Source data
^^^^

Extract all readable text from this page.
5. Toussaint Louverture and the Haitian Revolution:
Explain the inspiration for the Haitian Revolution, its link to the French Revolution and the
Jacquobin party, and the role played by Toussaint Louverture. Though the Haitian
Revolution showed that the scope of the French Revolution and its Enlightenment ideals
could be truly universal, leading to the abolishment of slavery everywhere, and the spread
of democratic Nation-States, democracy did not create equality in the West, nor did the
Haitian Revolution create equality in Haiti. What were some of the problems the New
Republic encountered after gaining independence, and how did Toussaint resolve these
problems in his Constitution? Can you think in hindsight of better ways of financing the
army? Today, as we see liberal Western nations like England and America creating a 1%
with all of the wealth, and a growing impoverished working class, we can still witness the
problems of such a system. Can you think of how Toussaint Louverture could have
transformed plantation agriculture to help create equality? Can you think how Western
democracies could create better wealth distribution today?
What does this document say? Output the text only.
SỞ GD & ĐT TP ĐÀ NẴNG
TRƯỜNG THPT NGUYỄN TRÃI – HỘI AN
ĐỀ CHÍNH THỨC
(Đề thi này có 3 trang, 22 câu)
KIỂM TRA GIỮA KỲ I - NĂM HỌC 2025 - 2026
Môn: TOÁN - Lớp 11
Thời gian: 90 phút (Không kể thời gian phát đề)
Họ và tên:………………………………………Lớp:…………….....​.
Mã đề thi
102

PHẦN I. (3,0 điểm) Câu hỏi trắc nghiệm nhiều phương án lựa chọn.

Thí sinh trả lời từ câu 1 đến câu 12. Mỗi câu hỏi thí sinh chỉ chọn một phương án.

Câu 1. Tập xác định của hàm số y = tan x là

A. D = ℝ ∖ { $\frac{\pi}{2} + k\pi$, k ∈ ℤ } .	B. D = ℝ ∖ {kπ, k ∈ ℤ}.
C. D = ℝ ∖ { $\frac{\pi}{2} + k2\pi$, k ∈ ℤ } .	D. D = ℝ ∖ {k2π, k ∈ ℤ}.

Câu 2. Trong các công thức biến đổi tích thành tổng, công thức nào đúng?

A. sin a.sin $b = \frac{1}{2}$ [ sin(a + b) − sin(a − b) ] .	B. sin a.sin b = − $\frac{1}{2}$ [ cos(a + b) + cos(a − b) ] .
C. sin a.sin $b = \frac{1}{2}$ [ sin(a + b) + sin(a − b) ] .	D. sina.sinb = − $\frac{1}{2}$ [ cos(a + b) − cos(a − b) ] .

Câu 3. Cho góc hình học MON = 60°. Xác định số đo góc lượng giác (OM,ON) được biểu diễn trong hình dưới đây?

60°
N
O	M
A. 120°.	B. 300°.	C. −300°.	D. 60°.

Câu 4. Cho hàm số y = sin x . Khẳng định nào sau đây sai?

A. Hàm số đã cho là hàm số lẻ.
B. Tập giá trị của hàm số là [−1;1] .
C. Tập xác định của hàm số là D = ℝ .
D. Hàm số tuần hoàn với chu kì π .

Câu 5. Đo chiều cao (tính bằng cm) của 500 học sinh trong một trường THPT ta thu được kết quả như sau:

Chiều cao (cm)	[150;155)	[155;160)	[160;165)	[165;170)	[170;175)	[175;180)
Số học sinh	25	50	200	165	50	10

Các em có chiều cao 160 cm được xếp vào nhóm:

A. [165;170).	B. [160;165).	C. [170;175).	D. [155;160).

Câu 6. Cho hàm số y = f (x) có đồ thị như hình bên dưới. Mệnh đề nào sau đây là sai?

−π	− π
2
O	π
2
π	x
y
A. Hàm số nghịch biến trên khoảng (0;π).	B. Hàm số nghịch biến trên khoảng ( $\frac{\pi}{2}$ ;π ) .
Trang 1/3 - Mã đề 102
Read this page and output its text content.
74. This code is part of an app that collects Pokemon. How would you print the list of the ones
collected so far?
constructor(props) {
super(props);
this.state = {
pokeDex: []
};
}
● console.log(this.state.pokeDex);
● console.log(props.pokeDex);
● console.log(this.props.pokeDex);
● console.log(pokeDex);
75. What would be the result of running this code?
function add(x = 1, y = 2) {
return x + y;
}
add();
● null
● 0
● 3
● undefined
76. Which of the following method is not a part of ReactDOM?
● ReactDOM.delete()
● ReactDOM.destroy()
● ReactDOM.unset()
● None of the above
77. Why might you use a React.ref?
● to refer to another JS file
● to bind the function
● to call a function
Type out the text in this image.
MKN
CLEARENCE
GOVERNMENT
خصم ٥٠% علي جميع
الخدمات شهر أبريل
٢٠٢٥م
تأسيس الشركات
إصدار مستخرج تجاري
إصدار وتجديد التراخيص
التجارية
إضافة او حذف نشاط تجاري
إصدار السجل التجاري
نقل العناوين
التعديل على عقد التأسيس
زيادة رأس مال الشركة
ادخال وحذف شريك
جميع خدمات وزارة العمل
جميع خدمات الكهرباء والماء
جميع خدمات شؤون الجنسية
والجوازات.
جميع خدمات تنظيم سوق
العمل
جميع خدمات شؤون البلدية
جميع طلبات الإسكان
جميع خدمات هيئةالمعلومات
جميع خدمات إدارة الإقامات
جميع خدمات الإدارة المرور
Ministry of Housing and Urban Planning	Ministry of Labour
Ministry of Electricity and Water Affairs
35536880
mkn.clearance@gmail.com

^^^^

### THE EXERCISE
Word for word, restate all of the data shown above.

### RESULT FOR THIS EXERCISE
Extract all readable text from this page.
5. Toussaint Louverture and the Haitian Revolution:
Explain the inspiration for the Haitian Revolution, its link to the French Revolution and the
Jacquobin party, and the role played by Toussaint Louverture. Though the Haitian
Revolution showed that the scope of the French Revolution and its Enlightenment ideals
could be truly universal, leading to the abolishment of slavery everywhere, and the spread
of democratic Nation-States, democracy did not create equality in the West, nor did the
Haitian Revolution create equality in Haiti. What were some of the problems the New
Republic encountered after gaining independence, and how did Toussaint resolve these
problems in his Constitution? Can you think in hindsight of better ways of financing the
army? Today, as we see liberal Western nations like England and America creating a 1%
with all of the wealth, and a growing impoverished working class, we can still witness the
problems of such a system. Can you think of how Toussaint Louverture could have
transformed plantation agriculture to help create equality? Can you think how Western
democracies could create better wealth distribution today?
What does this document say? Output the text only.
SỞ GD & ĐT TP ĐÀ NẴNG
TRƯỜNG THPT NGUYỄN TRÃI – HỘI AN
ĐỀ CHÍNH THỨC
(Đề thi này có 3 trang, 22 câu)
KIỂM TRA GIỮA KỲ I - NĂM HỌC 2025 - 2026
Môn: TOÁN - Lớp 11
Thời gian: 90 phút (Không kể thời gian phát đề)
Họ và tên:………………………………………Lớp:…………….....​.
Mã đề thi
102

PHẦN I. (3,0 điểm) Câu hỏi trắc nghiệm nhiều phương án lựa chọn.

Thí sinh trả lời từ câu 1 đến câu 12. Mỗi câu hỏi thí sinh chỉ chọn một phương án.

Câu 1. Tập xác định của hàm số y = tan x là

A. D = ℝ ∖ { $\frac{\pi}{2} + k\pi$, k ∈ ℤ } .	B. D = ℝ ∖ {kπ, k ∈ ℤ}.
C. D = ℝ ∖ { $\frac{\pi}{2} + k2\pi$, k ∈ ℤ } .	D. D = ℝ ∖ {k2π, k ∈ ℤ}.

Câu 2. Trong các công thức biến đổi tích thành tổng, công thức nào đúng?

A. sin a.sin $b = \frac{1}{2}$ [ sin(a + b) − sin(a − b) ] .	B. sin a.sin b = − $\frac{1}{2}$ [ cos(a + b) + cos(a − b) ] .
C. sin a.sin $b = \frac{1}{2}$ [ sin(a + b) + sin(a − b) ] .	D. sina.sinb = − $\frac{1}{2}$ [ cos(a + b) − cos(a − b) ] .

Câu 3. Cho góc hình học MON = 60°. Xác định số đo góc lượng giác (OM,ON) được biểu diễn trong hình dưới đây?

60°
N
O	M
A. 120°.	B. 300°.	C. −300°.	D. 60°.

Câu 4. Cho hàm số y = sin x . Khẳng định nào sau đây sai?

A. Hàm số đã cho là hàm số lẻ.
B. Tập giá trị của hàm số là [−1;1] .
C. Tập xác định của hàm số là D = ℝ .
D. Hàm số tuần hoàn với chu kì π .

Câu 5. Đo chiều cao (tính bằng cm) của 500 học sinh trong một trường THPT ta thu được kết quả như sau:

Chiều cao (cm)	[150;155)	[155;160)	[160;165)	[165;170)	[170;175)	[175;180)
Số học sinh	25	50	200	165	50	10

Các em có chiều cao 160 cm được xếp vào nhóm:

A. [165;170).	B. [160;165).	C. [170;175).	D. [155;160).

Câu 6. Cho hàm số y = f (x) có đồ thị như hình bên dưới. Mệnh đề nào sau đây là sai?

−π	− π
2
O	π
2
π	x
y
A. Hàm số nghịch biến trên khoảng (0;π).	B. Hàm số nghịch biến trên khoảng ( $\frac{\pi}{2}$ ;π ) .
Trang 1/3 - Mã đề 102
Read this page and output its text content.
74. This code is part of an app that collects Pokemon. How would you print the list of the ones
collected so far?
constructor(props) {
super(props);
this.state = {
pokeDex: []
};
}
● console.log(this.state.pokeDex);
● console.log(props.pokeDex);
● console.log(this.props.pokeDex);
● console.log(pokeDex);
75. What would be the result of running this code?
function add(x = 1, y = 2) {
return x + y;
}
add();
● null
● 0
● 3
● undefined
76. Which of the following method is not a part of ReactDOM?
● ReactDOM.delete()
● ReactDOM.destroy()
● ReactDOM.unset()
● None of the above
77. Why might you use a React.ref?
● to refer to another JS file
● to bind the function
● to call a function
Type out the text in this image.
MKN
CLEARENCE
GOVERNMENT
خصم ٥٠% علي جميع
الخدمات شهر أبريل
٢٠٢٥م
تأسيس الشركات
إصدار مستخرج تجاري
إصدار وتجديد التراخيص
التجارية
إضافة او حذف نشاط تجاري
إصدار السجل التجاري
نقل العناوين
التعديل على عقد التأسيس
زيادة رأس مال الشركة
ادخال وحذف شريك
جميع خدمات وزارة العمل
جميع خدمات الكهرباء والماء
جميع خدمات شؤون الجنسية
والجوازات.
جميع خدمات تنظيم سوق
العمل
جميع خدمات شؤون البلدية
جميع طلبات الإسكان
جميع خدمات هيئةالمعلومات
جميع خدمات إدارة الإقامات
جميع خدمات الإدارة المرور
Ministry of Housing and Urban Planning	Ministry of Labour
Ministry of Electricity and Water Affairs
35536880
mkn.clearance@gmail.com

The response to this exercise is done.